● **Excerpt to read**
****************************************

- Home video cover
- Directed by: Klaus Hoch
- Written by: Klaus Hoch
- Produced by: David R. Ginsburg Leanne Moore
- Starring: Craig Sheffer; Robert Loggia; Sadie Frost; John C. McGinley; Illeana Douglas; Talisa Soto; Lucy Liu;
- Cinematography: Jürgen Baum
- Edited by: Susan R. Crutcher
- Music by: Peter Manning Robinson
- Production company: Citadel Entertainment
- Distributed by: Trimark Home Video HBO
- Release date: February 26, 1998 (AFM);
- Running time: 112 minutes
- Country: United States
- Language: English

= Flypaper (1998 film) =

Flypaper is a 1998 American independent comedy film written and directed by Klaus Hoch and starring Craig Sheffer, Robert Loggia, Sadie Frost, John C. McGinley, Illeana Douglas, Talisa Soto, and Lucy Liu. It tells three intertwining tales of violence, sex, and betrayal in Southern California. The film premiered at the American Film Market in 1998 before being released direct-to-video in 2000. The film has been criticized as a Pulp Fiction rip-off.

==Plot==

In Southern California, Laura hired Amanda as a "love decoy" to test her fiancé, Joe, and determines to punish him for flirting with her. Amanda meets Joe at a motel and feigns interest in BDSM; she leaves him in his underwear, wrists and ankles cuffed to the bedframe. Laura then enters, prepared to cut off his genitals as revenge, but stops as he rapidly switches from denial of an affair to an empty apology for cheating on her; declaring him immoral, she leaves.

Meanwhile, crooks Bobby Ray and Leon steal equipment and drug precursors from a meth lab and kidnap drug chemist Dot. Elsewhere, home builder Marvin has been watching over junkie Natalie; he and his employee Jack find her lying outdoors and take her to a motel to rest. Bobby Ray goes to Natalie's home, intending to rebuild the meth lab in her garage and keep her addicted for sex. He leaves Dot chained by her ankle, but she escapes by cutting her heel with the edge of a crumpled beer can. Snake enthusiast Jerry finds her limping, treats her injury, and they fall in love and impulsively marry. They each take antivenom and consummate their marriage by having sex in an empty swimming pool used as a snake pit for Jerry's rattlesnakes.

****************************************

● **Request**
Copy from the Flypaper film text, starting at the words "Meanwhile, crooks Bobby" and ending after "for Jerry's rattlesnakes.".

● **Material shown**
****************************************

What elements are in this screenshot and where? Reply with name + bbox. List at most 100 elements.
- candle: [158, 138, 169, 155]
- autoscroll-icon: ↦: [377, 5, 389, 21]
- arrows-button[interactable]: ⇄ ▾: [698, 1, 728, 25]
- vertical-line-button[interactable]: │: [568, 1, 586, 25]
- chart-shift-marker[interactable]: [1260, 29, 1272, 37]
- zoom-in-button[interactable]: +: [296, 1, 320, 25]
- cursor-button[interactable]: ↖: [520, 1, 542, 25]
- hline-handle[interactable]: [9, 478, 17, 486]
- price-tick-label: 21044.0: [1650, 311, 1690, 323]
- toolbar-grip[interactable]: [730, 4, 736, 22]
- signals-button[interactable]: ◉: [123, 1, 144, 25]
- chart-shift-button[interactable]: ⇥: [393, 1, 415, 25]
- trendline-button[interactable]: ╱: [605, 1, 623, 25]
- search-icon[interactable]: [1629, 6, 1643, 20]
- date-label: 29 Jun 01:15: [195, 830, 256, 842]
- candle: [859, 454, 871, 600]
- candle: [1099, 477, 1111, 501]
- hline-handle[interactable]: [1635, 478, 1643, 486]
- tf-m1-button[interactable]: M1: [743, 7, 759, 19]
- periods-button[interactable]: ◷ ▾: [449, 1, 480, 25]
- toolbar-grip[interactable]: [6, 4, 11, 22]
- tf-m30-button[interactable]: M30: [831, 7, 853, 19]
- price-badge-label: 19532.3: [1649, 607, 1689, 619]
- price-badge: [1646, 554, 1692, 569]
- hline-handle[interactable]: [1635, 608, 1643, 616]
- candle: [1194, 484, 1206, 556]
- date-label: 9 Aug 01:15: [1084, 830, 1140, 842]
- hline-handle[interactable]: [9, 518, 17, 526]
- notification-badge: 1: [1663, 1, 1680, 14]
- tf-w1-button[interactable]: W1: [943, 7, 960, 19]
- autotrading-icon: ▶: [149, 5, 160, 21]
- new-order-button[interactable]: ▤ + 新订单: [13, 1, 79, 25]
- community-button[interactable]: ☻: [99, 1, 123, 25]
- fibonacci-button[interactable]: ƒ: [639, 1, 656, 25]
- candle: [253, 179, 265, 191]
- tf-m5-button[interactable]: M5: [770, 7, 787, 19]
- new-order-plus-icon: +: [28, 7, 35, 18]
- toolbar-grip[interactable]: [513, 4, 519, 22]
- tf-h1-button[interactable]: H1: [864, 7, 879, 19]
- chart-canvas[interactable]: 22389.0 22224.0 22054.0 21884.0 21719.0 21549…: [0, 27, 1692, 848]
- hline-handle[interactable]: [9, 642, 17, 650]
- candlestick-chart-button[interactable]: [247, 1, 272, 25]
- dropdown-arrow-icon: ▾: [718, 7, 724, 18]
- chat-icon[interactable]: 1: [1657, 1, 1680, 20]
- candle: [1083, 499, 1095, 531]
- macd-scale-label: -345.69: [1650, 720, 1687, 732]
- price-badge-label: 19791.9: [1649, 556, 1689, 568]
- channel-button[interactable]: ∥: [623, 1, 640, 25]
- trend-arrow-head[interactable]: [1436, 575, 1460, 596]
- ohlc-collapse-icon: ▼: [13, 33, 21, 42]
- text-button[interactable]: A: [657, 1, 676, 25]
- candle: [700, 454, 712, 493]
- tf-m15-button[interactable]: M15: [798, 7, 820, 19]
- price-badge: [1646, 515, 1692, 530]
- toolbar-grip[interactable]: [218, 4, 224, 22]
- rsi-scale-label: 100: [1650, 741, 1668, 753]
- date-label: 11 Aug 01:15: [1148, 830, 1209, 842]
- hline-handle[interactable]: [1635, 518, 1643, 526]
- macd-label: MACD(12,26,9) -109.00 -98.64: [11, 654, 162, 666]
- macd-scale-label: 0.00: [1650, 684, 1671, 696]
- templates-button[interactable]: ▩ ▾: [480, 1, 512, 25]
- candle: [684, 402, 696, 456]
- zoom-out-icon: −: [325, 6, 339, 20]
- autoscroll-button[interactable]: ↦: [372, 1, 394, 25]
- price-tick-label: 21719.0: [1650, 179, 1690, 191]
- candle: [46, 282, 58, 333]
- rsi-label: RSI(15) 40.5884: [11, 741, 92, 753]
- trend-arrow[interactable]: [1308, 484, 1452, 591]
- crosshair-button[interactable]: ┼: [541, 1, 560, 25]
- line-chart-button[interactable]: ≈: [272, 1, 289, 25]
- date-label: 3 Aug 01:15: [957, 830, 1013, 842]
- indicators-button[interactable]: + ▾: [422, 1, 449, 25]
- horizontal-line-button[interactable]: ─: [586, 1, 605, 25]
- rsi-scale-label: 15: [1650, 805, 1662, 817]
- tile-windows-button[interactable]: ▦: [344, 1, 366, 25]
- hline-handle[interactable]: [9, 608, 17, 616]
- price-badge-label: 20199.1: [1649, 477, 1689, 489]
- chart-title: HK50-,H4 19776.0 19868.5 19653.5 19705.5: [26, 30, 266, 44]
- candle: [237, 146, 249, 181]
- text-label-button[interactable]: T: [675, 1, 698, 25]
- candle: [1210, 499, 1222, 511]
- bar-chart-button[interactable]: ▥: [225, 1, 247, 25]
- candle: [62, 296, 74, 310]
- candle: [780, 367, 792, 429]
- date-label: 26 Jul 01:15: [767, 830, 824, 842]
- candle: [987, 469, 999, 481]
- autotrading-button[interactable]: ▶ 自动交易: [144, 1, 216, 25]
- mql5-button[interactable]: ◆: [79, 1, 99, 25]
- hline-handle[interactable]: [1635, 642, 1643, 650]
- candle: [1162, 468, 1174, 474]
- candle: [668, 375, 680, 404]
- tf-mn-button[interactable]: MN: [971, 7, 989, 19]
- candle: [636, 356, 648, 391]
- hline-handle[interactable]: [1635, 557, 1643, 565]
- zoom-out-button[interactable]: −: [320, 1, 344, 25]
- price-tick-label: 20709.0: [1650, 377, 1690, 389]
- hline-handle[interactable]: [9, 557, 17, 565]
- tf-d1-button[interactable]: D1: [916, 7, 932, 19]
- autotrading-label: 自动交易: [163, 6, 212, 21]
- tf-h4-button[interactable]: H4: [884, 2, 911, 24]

****************************************

● **Reply to the exercise**
Meanwhile, crooks Bobby Ray and Leon steal equipment and drug precursors from a meth lab and kidnap drug chemist Dot. Elsewhere, home builder Marvin has been watching over junkie Natalie; he and his employee Jack find her lying outdoors and take her to a motel to rest. Bobby Ray goes to Natalie's home, intending to rebuild the meth lab in her garage and keep her addicted for sex. He leaves Dot chained by her ankle, but she escapes by cutting her heel with the edge of a crumpled beer can. Snake enthusiast Jerry finds her limping, treats her injury, and they fall in love and impulsively marry. They each take antivenom and consummate their marriage by having sex in an empty swimming pool used as a snake pit for Jerry's rattlesnakes.